- [Exercise aim]
Leave out the pictures and repeat the data exactly.

--- BEGIN Supplied records ---

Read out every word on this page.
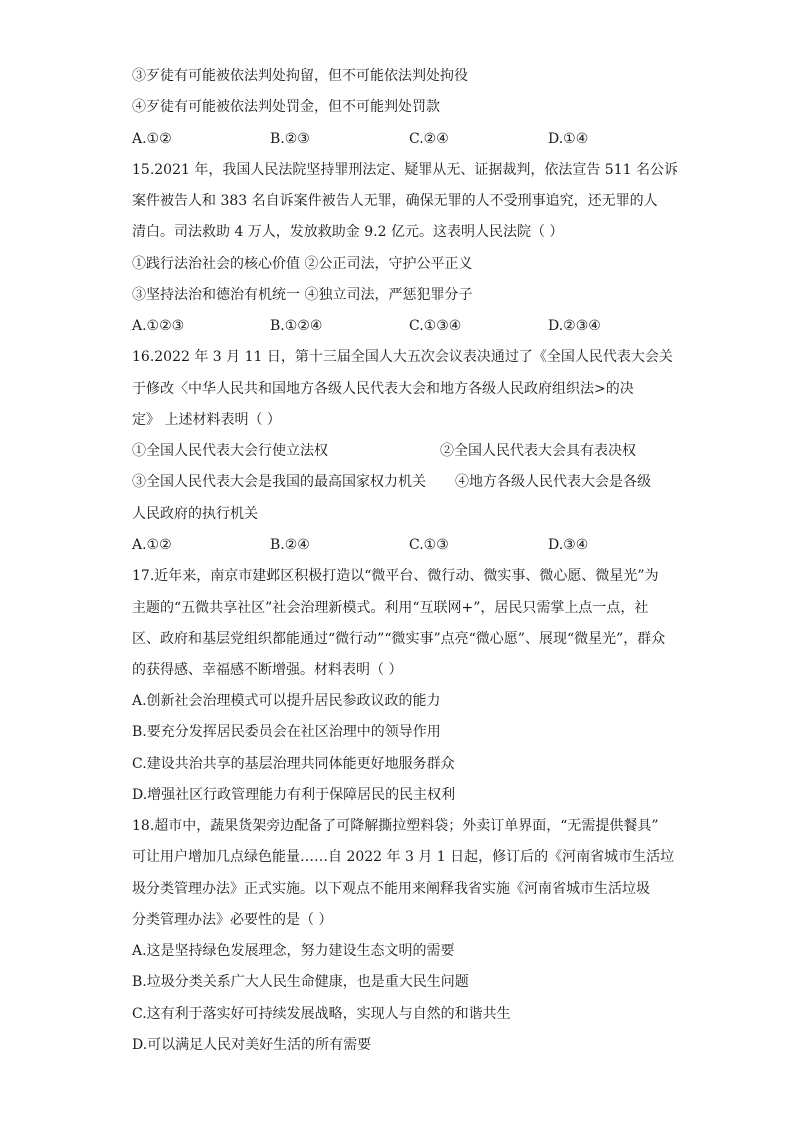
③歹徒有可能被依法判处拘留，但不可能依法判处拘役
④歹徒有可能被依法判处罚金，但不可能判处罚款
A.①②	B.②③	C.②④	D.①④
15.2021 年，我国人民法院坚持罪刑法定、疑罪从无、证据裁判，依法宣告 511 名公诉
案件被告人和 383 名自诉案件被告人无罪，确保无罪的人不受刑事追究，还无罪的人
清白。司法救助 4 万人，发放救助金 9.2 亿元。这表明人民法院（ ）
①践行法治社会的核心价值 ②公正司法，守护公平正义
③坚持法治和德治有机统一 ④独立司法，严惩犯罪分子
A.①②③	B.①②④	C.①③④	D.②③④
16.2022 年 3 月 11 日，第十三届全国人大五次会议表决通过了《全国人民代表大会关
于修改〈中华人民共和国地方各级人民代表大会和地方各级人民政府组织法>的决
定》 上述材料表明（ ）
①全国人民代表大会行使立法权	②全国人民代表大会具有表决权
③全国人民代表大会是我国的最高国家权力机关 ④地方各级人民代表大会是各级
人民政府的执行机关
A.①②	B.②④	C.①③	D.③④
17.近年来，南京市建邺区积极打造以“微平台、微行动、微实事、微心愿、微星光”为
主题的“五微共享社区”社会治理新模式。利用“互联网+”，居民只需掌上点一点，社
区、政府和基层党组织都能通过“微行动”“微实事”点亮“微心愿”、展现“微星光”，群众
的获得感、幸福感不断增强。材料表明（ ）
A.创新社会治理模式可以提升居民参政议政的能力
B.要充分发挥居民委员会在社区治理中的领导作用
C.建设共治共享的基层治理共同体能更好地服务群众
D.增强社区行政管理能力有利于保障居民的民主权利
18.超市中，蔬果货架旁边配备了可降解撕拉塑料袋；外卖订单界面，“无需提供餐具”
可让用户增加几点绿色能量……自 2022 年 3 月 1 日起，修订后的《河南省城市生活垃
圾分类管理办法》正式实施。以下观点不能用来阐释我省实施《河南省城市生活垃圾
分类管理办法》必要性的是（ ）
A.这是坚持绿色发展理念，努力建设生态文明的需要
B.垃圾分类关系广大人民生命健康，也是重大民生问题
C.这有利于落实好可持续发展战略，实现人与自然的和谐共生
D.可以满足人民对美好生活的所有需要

--- END Supplied records ---

- [The response]
Read out every word on this page.
③歹徒有可能被依法判处拘留，但不可能依法判处拘役
④歹徒有可能被依法判处罚金，但不可能判处罚款
A.①②	B.②③	C.②④	D.①④
15.2021 年，我国人民法院坚持罪刑法定、疑罪从无、证据裁判，依法宣告 511 名公诉
案件被告人和 383 名自诉案件被告人无罪，确保无罪的人不受刑事追究，还无罪的人
清白。司法救助 4 万人，发放救助金 9.2 亿元。这表明人民法院（ ）
①践行法治社会的核心价值 ②公正司法，守护公平正义
③坚持法治和德治有机统一 ④独立司法，严惩犯罪分子
A.①②③	B.①②④	C.①③④	D.②③④
16.2022 年 3 月 11 日，第十三届全国人大五次会议表决通过了《全国人民代表大会关
于修改〈中华人民共和国地方各级人民代表大会和地方各级人民政府组织法>的决
定》 上述材料表明（ ）
①全国人民代表大会行使立法权	②全国人民代表大会具有表决权
③全国人民代表大会是我国的最高国家权力机关 ④地方各级人民代表大会是各级
人民政府的执行机关
A.①②	B.②④	C.①③	D.③④
17.近年来，南京市建邺区积极打造以“微平台、微行动、微实事、微心愿、微星光”为
主题的“五微共享社区”社会治理新模式。利用“互联网+”，居民只需掌上点一点，社
区、政府和基层党组织都能通过“微行动”“微实事”点亮“微心愿”、展现“微星光”，群众
的获得感、幸福感不断增强。材料表明（ ）
A.创新社会治理模式可以提升居民参政议政的能力
B.要充分发挥居民委员会在社区治理中的领导作用
C.建设共治共享的基层治理共同体能更好地服务群众
D.增强社区行政管理能力有利于保障居民的民主权利
18.超市中，蔬果货架旁边配备了可降解撕拉塑料袋；外卖订单界面，“无需提供餐具”
可让用户增加几点绿色能量……自 2022 年 3 月 1 日起，修订后的《河南省城市生活垃
圾分类管理办法》正式实施。以下观点不能用来阐释我省实施《河南省城市生活垃圾
分类管理办法》必要性的是（ ）
A.这是坚持绿色发展理念，努力建设生态文明的需要
B.垃圾分类关系广大人民生命健康，也是重大民生问题
C.这有利于落实好可持续发展战略，实现人与自然的和谐共生
D.可以满足人民对美好生活的所有需要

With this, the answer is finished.